* **WHAT TO WORK ON**
Look below. Copy each line that has "Lancar" in it.

Rows from a dataset:
────

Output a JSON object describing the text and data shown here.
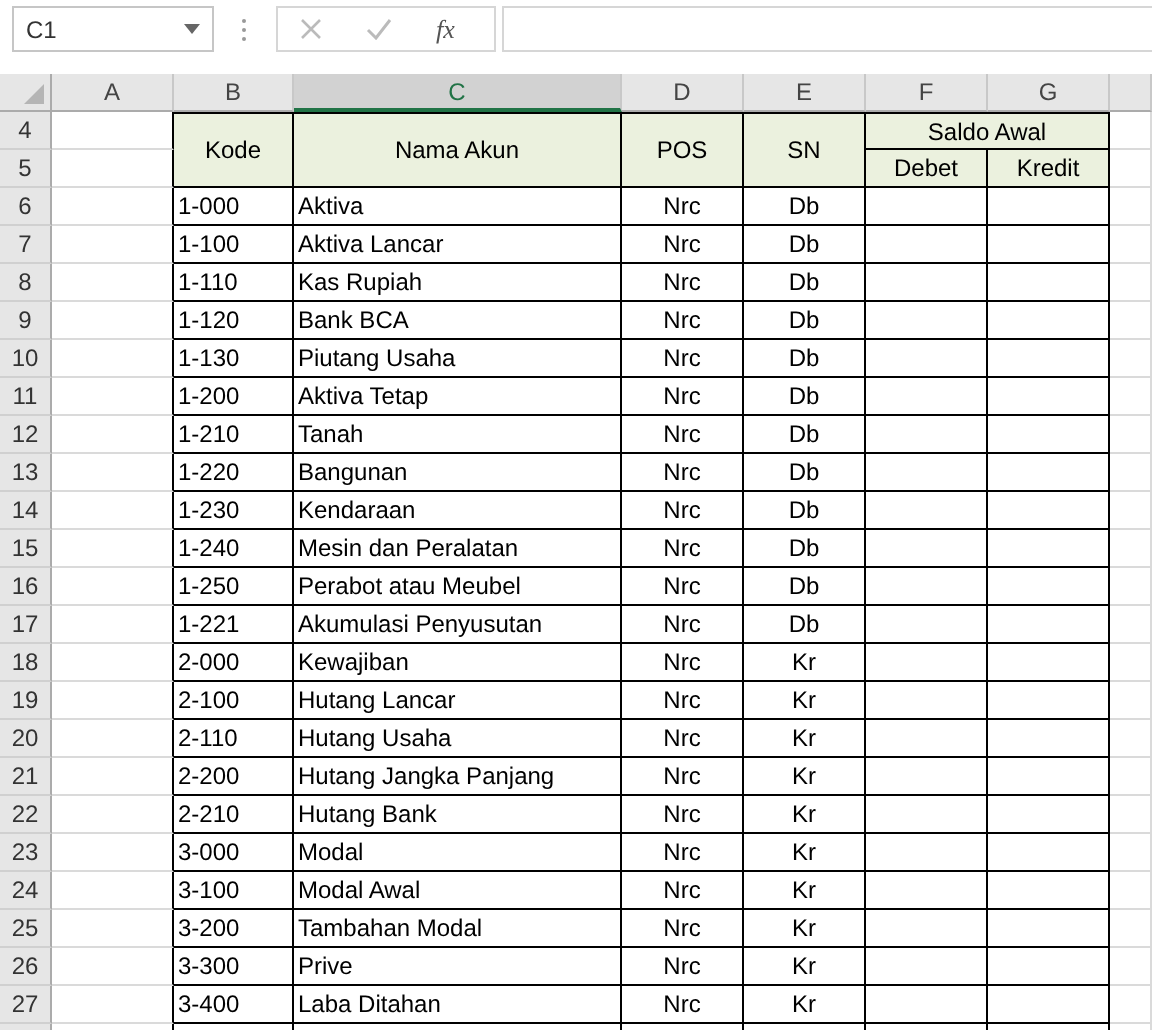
{
  "name_box": {
    "value": "C1"
  },
  "formula_bar": {
    "function_label": "fx"
  },
  "columns": [
    {
      "label": "A",
      "selected": false
    },
    {
      "label": "B",
      "selected": false
    },
    {
      "label": "C",
      "selected": true
    },
    {
      "label": "D",
      "selected": false
    },
    {
      "label": "E",
      "selected": false
    },
    {
      "label": "F",
      "selected": false
    },
    {
      "label": "G",
      "selected": false
    }
  ],
  "table": {
    "header": {
      "code": "Kode",
      "name": "Nama Akun",
      "pos": "POS",
      "sn": "SN",
      "balance_group": "Saldo Awal",
      "debit": "Debet",
      "credit": "Kredit"
    },
    "header_row_numbers": [
      "4",
      "5"
    ],
    "rows": [
      {
        "row": "6",
        "code": "1-000",
        "name": "Aktiva",
        "pos": "Nrc",
        "sn": "Db"
      },
      {
        "row": "7",
        "code": "1-100",
        "name": "Aktiva Lancar",
        "pos": "Nrc",
        "sn": "Db"
      },
      {
        "row": "8",
        "code": "1-110",
        "name": "Kas Rupiah",
        "pos": "Nrc",
        "sn": "Db"
      },
      {
        "row": "9",
        "code": "1-120",
        "name": "Bank BCA",
        "pos": "Nrc",
        "sn": "Db"
      },
      {
        "row": "10",
        "code": "1-130",
        "name": "Piutang Usaha",
        "pos": "Nrc",
        "sn": "Db"
      },
      {
        "row": "11",
        "code": "1-200",
        "name": "Aktiva Tetap",
        "pos": "Nrc",
        "sn": "Db"
      },
      {
        "row": "12",
        "code": "1-210",
        "name": "Tanah",
        "pos": "Nrc",
        "sn": "Db"
      },
      {
        "row": "13",
        "code": "1-220",
        "name": "Bangunan",
        "pos": "Nrc",
        "sn": "Db"
      },
      {
        "row": "14",
        "code": "1-230",
        "name": "Kendaraan",
        "pos": "Nrc",
        "sn": "Db"
      },
      {
        "row": "15",
        "code": "1-240",
        "name": "Mesin dan Peralatan",
        "pos": "Nrc",
        "sn": "Db"
      },
      {
        "row": "16",
        "code": "1-250",
        "name": "Perabot atau Meubel",
        "pos": "Nrc",
        "sn": "Db"
      },
      {
        "row": "17",
        "code": "1-221",
        "name": "Akumulasi Penyusutan",
        "pos": "Nrc",
        "sn": "Db"
      },
      {
        "row": "18",
        "code": "2-000",
        "name": "Kewajiban",
        "pos": "Nrc",
        "sn": "Kr"
      },
      {
        "row": "19",
        "code": "2-100",
        "name": "Hutang Lancar",
        "pos": "Nrc",
        "sn": "Kr"
      },
      {
        "row": "20",
        "code": "2-110",
        "name": "Hutang Usaha",
        "pos": "Nrc",
        "sn": "Kr"
      },
      {
        "row": "21",
        "code": "2-200",
        "name": "Hutang Jangka Panjang",
        "pos": "Nrc",
        "sn": "Kr"
      },
      {
        "row": "22",
        "code": "2-210",
        "name": "Hutang Bank",
        "pos": "Nrc",
        "sn": "Kr"
      },
      {
        "row": "23",
        "code": "3-000",
        "name": "Modal",
        "pos": "Nrc",
        "sn": "Kr"
      },
      {
        "row": "24",
        "code": "3-100",
        "name": "Modal Awal",
        "pos": "Nrc",
        "sn": "Kr"
      },
      {
        "row": "25",
        "code": "3-200",
        "name": "Tambahan Modal",
        "pos": "Nrc",
        "sn": "Kr"
      },
      {
        "row": "26",
        "code": "3-300",
        "name": "Prive",
        "pos": "Nrc",
        "sn": "Kr"
      },
      {
        "row": "27",
        "code": "3-400",
        "name": "Laba Ditahan",
        "pos": "Nrc",
        "sn": "Kr"
      }
    ]
  }
}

────

* **TASK RESPONSE**
        "name": "Aktiva Lancar",
        "name": "Hutang Lancar",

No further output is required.